Problem. Write every record out again exactly, and keep images out of it.

Record excerpts.
• • •
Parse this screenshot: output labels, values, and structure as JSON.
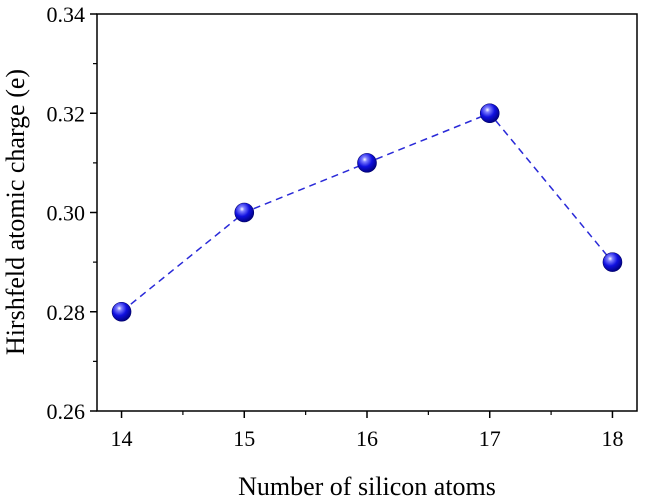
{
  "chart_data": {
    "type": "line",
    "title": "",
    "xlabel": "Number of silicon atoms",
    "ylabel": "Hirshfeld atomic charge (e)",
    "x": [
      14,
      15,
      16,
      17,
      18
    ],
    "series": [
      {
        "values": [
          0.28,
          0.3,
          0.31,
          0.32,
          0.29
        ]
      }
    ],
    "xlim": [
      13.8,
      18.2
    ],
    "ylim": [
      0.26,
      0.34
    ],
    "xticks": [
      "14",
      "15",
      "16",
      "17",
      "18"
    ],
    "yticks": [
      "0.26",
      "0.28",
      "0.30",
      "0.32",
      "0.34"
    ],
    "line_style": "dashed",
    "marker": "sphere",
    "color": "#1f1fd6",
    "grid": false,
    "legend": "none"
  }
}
• • •
The response.
Parse this screenshot: output labels, values, and structure as JSON.
{
  "chart_data": {
    "type": "line",
    "title": "",
    "xlabel": "Number of silicon atoms",
    "ylabel": "Hirshfeld atomic charge (e)",
    "x": [
      14,
      15,
      16,
      17,
      18
    ],
    "series": [
      {
        "values": [
          0.28,
          0.3,
          0.31,
          0.32,
          0.29
        ]
      }
    ],
    "xlim": [
      13.8,
      18.2
    ],
    "ylim": [
      0.26,
      0.34
    ],
    "xticks": [
      "14",
      "15",
      "16",
      "17",
      "18"
    ],
    "yticks": [
      "0.26",
      "0.28",
      "0.30",
      "0.32",
      "0.34"
    ],
    "line_style": "dashed",
    "marker": "sphere",
    "color": "#1f1fd6",
    "grid": false,
    "legend": "none"
  }
}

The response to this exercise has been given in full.